EXERCISE BRIEF | Here are some records. Copy each one exactly.
____
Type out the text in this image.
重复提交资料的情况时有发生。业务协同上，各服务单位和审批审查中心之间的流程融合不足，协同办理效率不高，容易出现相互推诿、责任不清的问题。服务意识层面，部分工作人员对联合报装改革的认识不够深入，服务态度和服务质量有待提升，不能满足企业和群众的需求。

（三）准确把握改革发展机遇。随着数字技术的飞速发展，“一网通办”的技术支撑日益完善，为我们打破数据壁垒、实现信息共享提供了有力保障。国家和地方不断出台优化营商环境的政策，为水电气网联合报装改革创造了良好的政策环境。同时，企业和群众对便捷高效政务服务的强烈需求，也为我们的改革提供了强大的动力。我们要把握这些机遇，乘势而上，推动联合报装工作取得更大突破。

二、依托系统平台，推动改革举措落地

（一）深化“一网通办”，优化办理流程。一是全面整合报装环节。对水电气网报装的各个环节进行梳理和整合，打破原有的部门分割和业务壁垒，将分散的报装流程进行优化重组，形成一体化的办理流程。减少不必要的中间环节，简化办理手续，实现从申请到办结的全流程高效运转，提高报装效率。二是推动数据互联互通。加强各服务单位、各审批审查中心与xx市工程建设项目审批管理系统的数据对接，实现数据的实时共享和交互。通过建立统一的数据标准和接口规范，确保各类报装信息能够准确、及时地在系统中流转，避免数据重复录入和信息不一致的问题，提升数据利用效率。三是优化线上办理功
____
FULL RESPONSE |
Type out the text in this image.
重复提交资料的情况时有发生。业务协同上，各服务单位和审批审查中心之间的流程融合不足，协同办理效率不高，容易出现相互推诿、责任不清的问题。服务意识层面，部分工作人员对联合报装改革的认识不够深入，服务态度和服务质量有待提升，不能满足企业和群众的需求。

（三）准确把握改革发展机遇。随着数字技术的飞速发展，“一网通办”的技术支撑日益完善，为我们打破数据壁垒、实现信息共享提供了有力保障。国家和地方不断出台优化营商环境的政策，为水电气网联合报装改革创造了良好的政策环境。同时，企业和群众对便捷高效政务服务的强烈需求，也为我们的改革提供了强大的动力。我们要把握这些机遇，乘势而上，推动联合报装工作取得更大突破。

二、依托系统平台，推动改革举措落地

（一）深化“一网通办”，优化办理流程。一是全面整合报装环节。对水电气网报装的各个环节进行梳理和整合，打破原有的部门分割和业务壁垒，将分散的报装流程进行优化重组，形成一体化的办理流程。减少不必要的中间环节，简化办理手续，实现从申请到办结的全流程高效运转，提高报装效率。二是推动数据互联互通。加强各服务单位、各审批审查中心与xx市工程建设项目审批管理系统的数据对接，实现数据的实时共享和交互。通过建立统一的数据标准和接口规范，确保各类报装信息能够准确、及时地在系统中流转，避免数据重复录入和信息不一致的问题，提升数据利用效率。三是优化线上办理功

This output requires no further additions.